- _Task to complete_: The answer is one number: how many lines hold the string "from".
^^^^^^^^
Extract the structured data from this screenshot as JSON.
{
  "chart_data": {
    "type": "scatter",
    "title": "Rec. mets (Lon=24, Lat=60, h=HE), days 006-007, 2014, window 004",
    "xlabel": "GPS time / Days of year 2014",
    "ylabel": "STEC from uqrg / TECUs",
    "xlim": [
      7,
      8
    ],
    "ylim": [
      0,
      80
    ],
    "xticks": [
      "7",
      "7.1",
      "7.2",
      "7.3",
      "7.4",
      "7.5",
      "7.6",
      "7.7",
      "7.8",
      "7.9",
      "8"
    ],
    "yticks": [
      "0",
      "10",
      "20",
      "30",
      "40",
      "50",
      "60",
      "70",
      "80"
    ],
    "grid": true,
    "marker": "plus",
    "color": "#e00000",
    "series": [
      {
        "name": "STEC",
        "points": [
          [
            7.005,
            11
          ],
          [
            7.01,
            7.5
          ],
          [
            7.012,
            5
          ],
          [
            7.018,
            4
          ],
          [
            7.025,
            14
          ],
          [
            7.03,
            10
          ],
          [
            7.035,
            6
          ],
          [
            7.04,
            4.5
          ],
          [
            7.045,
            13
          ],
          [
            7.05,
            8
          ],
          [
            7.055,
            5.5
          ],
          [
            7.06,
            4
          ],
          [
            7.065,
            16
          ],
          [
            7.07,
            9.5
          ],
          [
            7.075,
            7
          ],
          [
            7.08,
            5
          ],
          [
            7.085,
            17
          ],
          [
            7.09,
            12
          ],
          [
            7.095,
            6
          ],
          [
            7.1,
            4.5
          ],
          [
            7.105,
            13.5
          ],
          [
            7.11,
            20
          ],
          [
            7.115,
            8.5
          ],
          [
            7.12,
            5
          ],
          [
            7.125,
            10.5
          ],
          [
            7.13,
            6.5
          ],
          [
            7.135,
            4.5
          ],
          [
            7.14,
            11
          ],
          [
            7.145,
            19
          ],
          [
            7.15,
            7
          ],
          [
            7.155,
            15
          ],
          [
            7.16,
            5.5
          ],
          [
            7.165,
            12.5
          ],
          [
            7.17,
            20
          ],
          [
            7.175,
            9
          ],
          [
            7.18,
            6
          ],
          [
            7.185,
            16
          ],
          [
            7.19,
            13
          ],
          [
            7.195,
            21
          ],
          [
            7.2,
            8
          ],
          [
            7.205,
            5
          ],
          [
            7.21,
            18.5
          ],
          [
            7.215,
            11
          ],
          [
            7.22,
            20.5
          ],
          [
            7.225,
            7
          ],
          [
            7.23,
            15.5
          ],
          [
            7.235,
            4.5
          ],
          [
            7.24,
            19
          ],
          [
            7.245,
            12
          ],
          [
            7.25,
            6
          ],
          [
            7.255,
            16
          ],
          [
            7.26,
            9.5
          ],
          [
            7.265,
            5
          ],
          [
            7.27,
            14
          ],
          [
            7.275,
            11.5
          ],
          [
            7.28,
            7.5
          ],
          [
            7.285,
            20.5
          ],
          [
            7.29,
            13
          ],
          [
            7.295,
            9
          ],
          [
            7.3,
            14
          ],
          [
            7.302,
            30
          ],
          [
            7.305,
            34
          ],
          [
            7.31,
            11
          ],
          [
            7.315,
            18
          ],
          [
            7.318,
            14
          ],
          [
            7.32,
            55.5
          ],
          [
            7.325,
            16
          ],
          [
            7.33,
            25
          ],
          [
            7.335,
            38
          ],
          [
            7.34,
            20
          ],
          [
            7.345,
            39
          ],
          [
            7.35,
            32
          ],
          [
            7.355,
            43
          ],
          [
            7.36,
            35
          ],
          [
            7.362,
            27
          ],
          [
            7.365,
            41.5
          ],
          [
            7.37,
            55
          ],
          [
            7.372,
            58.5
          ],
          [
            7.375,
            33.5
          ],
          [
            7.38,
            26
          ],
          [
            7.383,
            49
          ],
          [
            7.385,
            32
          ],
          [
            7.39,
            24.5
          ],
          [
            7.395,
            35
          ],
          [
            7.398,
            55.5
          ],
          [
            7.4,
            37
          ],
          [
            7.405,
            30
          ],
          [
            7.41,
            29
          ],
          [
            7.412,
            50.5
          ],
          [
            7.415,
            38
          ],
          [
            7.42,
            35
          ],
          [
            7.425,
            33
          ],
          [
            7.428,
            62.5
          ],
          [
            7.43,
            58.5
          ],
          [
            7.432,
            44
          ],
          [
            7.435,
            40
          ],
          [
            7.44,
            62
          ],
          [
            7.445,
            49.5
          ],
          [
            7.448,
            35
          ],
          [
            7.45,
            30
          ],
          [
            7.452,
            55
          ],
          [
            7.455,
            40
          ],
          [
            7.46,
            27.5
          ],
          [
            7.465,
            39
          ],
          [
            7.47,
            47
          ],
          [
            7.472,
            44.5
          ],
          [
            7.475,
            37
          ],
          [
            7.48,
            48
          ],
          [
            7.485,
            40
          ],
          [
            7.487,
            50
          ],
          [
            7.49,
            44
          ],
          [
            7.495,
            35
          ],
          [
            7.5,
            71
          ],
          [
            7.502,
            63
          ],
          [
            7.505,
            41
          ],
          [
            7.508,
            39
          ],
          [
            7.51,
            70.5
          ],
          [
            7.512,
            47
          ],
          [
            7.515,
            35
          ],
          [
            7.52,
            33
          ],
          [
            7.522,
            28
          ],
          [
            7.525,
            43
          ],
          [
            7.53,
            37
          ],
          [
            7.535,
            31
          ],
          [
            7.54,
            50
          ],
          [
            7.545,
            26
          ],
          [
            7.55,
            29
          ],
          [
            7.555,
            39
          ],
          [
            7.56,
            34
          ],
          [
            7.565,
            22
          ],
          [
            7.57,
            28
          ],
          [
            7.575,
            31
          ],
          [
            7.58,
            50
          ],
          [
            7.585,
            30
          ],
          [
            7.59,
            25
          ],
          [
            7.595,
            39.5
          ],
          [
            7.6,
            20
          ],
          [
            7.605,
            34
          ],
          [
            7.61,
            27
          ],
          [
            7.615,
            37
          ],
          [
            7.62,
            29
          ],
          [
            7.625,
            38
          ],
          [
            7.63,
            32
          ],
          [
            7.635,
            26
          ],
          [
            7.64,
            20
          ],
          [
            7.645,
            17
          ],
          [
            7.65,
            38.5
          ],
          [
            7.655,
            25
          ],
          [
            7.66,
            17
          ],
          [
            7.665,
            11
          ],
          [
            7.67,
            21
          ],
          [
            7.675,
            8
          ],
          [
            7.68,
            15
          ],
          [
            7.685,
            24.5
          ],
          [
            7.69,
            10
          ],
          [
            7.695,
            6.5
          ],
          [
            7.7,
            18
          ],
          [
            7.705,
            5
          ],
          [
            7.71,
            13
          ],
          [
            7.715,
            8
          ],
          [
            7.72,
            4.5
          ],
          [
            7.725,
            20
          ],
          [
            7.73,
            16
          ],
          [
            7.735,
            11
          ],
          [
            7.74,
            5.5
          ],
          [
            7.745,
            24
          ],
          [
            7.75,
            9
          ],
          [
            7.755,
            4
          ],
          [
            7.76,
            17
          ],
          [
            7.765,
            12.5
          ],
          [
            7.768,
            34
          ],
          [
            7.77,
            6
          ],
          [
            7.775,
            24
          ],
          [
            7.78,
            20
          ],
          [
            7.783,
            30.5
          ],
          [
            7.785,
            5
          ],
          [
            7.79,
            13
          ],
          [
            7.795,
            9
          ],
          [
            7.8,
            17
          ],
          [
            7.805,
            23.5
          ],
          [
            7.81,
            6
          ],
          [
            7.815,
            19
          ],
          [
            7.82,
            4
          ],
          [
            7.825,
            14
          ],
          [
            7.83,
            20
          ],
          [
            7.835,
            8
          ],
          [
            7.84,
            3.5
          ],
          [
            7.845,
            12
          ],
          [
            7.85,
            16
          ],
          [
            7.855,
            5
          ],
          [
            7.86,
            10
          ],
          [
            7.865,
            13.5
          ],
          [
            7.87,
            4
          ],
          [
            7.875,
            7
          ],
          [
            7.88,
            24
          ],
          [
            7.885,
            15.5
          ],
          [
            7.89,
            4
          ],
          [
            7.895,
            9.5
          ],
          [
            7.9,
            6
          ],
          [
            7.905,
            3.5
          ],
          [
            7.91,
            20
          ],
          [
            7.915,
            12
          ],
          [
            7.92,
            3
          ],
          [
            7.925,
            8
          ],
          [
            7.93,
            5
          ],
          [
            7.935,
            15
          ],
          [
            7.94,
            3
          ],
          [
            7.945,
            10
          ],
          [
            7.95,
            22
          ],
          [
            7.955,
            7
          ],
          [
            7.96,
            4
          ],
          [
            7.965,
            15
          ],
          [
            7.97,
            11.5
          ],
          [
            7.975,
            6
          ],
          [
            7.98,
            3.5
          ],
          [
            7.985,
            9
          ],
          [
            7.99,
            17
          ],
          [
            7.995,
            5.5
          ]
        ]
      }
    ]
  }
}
^^^^^^^^
- _Worked solution_: 2